>> Begin DATA EXCERPTS
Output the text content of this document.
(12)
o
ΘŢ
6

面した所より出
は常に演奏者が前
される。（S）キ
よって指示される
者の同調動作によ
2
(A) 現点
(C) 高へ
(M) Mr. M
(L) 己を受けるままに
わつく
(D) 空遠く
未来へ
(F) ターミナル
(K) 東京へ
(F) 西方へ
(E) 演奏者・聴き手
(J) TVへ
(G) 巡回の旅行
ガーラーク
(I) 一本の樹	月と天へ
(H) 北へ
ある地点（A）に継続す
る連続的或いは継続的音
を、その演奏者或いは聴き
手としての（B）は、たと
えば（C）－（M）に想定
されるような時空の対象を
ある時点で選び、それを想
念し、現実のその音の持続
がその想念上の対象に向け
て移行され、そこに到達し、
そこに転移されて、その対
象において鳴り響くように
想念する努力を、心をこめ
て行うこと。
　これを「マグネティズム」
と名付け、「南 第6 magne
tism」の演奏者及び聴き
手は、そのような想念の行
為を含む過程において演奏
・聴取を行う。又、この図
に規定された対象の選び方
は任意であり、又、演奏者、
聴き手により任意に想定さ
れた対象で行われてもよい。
>> End DATA EXCERPTS
» WORK TO DO
Repeat each entry word for word.

» ANSWER
Output the text content of this document.
(12)
o
ΘŢ
6

面した所より出
は常に演奏者が前
される。（S）キ
よって指示される
者の同調動作によ
2
(A) 現点
(C) 高へ
(M) Mr. M
(L) 己を受けるままに
わつく
(D) 空遠く
未来へ
(F) ターミナル
(K) 東京へ
(F) 西方へ
(E) 演奏者・聴き手
(J) TVへ
(G) 巡回の旅行
ガーラーク
(I) 一本の樹	月と天へ
(H) 北へ
ある地点（A）に継続す
る連続的或いは継続的音
を、その演奏者或いは聴き
手としての（B）は、たと
えば（C）－（M）に想定
されるような時空の対象を
ある時点で選び、それを想
念し、現実のその音の持続
がその想念上の対象に向け
て移行され、そこに到達し、
そこに転移されて、その対
象において鳴り響くように
想念する努力を、心をこめ
て行うこと。
　これを「マグネティズム」
と名付け、「南 第6 magne
tism」の演奏者及び聴き
手は、そのような想念の行
為を含む過程において演奏
・聴取を行う。又、この図
に規定された対象の選び方
は任意であり、又、演奏者、
聴き手により任意に想定さ
れた対象で行われてもよい。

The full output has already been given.